*Exercise prompt:*
Search the listing below for the word "поэтому" and copy each line that holds it.

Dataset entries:

** BEGIN **

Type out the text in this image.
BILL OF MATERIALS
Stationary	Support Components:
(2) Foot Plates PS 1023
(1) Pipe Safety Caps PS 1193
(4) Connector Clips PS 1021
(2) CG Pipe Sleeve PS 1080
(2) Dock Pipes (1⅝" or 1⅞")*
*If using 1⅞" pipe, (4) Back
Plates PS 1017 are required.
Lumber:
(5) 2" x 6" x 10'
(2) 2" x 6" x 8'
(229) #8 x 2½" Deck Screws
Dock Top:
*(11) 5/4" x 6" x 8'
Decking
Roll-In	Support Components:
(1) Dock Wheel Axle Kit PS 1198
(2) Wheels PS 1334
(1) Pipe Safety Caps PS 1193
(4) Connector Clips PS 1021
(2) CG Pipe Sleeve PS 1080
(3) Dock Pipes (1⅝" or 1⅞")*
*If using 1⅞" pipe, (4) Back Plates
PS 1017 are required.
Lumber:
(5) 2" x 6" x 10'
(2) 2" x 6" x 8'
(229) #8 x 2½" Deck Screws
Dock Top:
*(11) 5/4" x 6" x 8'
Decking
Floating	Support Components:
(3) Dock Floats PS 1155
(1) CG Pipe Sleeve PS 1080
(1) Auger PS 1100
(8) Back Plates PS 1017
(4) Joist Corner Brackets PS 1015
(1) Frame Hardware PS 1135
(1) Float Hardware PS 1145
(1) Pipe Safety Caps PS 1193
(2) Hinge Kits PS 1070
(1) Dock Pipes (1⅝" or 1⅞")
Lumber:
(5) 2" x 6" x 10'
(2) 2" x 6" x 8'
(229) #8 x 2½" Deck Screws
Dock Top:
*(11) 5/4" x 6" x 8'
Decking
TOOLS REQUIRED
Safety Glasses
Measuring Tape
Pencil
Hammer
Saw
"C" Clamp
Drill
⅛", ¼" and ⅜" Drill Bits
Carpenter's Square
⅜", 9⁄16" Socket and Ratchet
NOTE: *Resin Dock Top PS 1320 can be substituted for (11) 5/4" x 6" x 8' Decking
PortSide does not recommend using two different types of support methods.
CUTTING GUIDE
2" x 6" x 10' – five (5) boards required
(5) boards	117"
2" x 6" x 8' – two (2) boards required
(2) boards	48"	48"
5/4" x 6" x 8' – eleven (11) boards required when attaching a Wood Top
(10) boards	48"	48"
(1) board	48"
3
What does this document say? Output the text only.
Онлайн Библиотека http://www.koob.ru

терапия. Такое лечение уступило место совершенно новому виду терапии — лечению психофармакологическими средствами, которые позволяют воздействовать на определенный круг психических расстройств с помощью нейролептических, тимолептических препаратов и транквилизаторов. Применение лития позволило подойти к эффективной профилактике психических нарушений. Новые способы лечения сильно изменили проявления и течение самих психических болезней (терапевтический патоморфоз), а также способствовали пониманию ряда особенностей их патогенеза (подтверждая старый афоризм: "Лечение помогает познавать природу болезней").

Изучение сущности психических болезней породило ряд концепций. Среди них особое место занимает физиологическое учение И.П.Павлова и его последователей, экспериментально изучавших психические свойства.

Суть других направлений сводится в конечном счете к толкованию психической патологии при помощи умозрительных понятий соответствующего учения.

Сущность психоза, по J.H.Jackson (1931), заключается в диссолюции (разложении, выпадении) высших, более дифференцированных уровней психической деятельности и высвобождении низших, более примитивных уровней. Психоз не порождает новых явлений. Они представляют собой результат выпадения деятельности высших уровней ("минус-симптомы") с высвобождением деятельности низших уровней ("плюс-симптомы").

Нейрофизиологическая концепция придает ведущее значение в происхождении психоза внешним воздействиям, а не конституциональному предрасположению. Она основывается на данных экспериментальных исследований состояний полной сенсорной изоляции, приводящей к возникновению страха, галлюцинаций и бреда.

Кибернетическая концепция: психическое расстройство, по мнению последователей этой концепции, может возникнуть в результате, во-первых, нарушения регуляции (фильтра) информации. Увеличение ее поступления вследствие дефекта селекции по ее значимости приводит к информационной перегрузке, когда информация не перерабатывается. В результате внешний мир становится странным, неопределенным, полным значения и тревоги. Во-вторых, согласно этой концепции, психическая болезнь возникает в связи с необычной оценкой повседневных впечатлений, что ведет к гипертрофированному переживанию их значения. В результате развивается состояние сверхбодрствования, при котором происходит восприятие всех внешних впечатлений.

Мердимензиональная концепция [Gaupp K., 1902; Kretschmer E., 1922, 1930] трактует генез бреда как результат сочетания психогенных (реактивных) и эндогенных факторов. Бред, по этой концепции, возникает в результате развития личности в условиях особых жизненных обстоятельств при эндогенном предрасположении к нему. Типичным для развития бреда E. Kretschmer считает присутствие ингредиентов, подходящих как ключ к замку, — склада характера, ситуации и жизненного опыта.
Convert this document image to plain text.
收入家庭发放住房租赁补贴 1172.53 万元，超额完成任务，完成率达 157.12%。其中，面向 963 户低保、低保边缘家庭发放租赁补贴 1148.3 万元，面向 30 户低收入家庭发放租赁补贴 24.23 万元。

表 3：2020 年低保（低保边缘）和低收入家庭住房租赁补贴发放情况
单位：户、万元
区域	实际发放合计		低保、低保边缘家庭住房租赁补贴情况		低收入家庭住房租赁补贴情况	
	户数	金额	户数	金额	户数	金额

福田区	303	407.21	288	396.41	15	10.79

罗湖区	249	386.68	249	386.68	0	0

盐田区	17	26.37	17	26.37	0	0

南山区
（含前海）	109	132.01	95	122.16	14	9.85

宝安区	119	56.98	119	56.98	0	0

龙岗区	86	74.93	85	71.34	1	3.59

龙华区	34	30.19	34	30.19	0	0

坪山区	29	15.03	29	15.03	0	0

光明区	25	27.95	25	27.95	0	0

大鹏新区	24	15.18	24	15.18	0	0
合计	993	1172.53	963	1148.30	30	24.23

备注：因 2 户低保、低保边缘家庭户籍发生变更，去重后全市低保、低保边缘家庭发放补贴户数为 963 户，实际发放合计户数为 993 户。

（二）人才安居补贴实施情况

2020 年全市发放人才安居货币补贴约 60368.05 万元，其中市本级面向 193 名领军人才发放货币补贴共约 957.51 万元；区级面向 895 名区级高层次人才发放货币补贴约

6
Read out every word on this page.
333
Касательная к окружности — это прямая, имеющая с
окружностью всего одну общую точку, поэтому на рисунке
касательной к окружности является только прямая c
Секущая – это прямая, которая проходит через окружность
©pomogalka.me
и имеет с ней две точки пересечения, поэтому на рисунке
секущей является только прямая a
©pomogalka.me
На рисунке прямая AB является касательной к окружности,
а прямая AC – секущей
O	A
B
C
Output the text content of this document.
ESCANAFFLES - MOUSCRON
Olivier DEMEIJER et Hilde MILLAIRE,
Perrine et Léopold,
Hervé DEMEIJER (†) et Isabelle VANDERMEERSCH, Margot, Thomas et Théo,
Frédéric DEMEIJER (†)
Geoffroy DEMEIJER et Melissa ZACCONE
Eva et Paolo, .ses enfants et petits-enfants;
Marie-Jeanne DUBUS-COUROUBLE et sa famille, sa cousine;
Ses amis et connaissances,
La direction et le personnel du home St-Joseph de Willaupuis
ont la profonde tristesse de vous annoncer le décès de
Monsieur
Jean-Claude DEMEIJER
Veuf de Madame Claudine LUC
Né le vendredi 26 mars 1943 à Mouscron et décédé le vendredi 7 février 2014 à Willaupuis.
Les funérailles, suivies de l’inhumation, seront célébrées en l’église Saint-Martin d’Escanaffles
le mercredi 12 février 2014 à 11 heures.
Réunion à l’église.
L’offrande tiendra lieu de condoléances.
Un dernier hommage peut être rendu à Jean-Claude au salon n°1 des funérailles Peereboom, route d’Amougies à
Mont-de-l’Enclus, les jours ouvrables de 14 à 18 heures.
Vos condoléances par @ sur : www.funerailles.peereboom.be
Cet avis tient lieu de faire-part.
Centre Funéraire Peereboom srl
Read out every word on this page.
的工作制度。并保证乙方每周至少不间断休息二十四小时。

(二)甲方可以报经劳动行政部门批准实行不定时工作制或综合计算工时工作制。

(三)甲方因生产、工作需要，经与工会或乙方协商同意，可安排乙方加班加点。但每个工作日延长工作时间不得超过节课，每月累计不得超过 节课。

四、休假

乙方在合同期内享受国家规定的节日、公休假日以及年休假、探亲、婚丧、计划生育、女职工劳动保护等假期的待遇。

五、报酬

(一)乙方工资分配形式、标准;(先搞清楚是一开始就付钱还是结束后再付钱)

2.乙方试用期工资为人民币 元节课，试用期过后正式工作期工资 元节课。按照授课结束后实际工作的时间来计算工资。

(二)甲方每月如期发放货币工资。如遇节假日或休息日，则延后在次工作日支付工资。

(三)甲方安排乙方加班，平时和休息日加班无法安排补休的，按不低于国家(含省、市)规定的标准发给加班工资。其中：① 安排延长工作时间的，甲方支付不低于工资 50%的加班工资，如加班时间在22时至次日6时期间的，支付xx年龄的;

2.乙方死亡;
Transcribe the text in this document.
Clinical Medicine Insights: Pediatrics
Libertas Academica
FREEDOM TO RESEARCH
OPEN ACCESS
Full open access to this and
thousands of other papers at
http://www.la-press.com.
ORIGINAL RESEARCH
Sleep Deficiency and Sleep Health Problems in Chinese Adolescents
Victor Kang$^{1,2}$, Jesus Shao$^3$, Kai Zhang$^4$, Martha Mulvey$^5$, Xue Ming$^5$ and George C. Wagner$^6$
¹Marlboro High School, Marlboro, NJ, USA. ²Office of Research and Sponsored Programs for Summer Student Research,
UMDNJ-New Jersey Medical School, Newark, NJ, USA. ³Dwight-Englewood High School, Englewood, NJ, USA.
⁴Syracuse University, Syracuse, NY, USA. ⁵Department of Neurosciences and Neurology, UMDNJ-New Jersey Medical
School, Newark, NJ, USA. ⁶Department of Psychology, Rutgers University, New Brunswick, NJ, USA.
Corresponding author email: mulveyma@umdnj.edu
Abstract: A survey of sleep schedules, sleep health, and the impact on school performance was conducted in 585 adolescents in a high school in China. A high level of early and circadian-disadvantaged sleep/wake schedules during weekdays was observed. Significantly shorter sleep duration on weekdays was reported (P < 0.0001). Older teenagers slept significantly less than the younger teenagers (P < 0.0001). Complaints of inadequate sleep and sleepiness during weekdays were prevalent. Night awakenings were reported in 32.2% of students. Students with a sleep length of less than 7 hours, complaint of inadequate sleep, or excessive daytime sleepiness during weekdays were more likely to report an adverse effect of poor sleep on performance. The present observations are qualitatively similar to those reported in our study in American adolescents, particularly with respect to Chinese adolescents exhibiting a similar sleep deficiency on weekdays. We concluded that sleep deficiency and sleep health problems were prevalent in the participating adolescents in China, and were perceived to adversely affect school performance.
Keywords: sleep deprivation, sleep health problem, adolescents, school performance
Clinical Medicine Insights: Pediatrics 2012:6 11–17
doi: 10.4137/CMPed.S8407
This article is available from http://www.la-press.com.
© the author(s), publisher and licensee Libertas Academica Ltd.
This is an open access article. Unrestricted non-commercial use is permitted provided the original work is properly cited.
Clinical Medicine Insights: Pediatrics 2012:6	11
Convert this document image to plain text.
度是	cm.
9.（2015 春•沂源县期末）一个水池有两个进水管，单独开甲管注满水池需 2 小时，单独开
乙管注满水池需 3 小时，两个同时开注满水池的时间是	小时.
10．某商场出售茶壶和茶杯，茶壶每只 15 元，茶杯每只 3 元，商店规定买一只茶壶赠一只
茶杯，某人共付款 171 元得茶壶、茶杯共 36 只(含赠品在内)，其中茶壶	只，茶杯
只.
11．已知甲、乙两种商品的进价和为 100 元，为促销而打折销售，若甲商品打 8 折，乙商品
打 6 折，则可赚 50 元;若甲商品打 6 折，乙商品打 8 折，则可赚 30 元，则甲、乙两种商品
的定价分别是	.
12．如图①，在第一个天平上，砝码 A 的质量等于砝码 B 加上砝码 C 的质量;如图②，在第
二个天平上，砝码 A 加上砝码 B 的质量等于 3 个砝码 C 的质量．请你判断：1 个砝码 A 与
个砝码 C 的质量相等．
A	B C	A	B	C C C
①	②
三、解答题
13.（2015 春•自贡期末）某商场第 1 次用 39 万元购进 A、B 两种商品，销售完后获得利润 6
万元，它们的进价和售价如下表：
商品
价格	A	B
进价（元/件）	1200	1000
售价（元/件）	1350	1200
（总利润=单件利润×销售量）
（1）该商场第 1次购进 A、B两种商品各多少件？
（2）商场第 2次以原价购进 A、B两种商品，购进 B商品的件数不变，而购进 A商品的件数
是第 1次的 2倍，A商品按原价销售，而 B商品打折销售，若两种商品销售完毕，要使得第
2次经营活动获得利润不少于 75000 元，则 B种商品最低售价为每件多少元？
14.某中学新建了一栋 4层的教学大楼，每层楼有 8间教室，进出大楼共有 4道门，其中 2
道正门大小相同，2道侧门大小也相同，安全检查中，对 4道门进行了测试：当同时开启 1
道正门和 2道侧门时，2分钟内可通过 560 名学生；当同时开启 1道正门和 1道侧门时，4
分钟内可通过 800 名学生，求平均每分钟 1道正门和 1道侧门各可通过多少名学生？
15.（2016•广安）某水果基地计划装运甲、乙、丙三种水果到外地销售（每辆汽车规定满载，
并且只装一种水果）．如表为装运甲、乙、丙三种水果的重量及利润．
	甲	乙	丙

** END **

*Answer to this exercise:*
окружностью всего одну общую точку, поэтому на рисунке
и имеет с ней две точки пересечения, поэтому на рисунке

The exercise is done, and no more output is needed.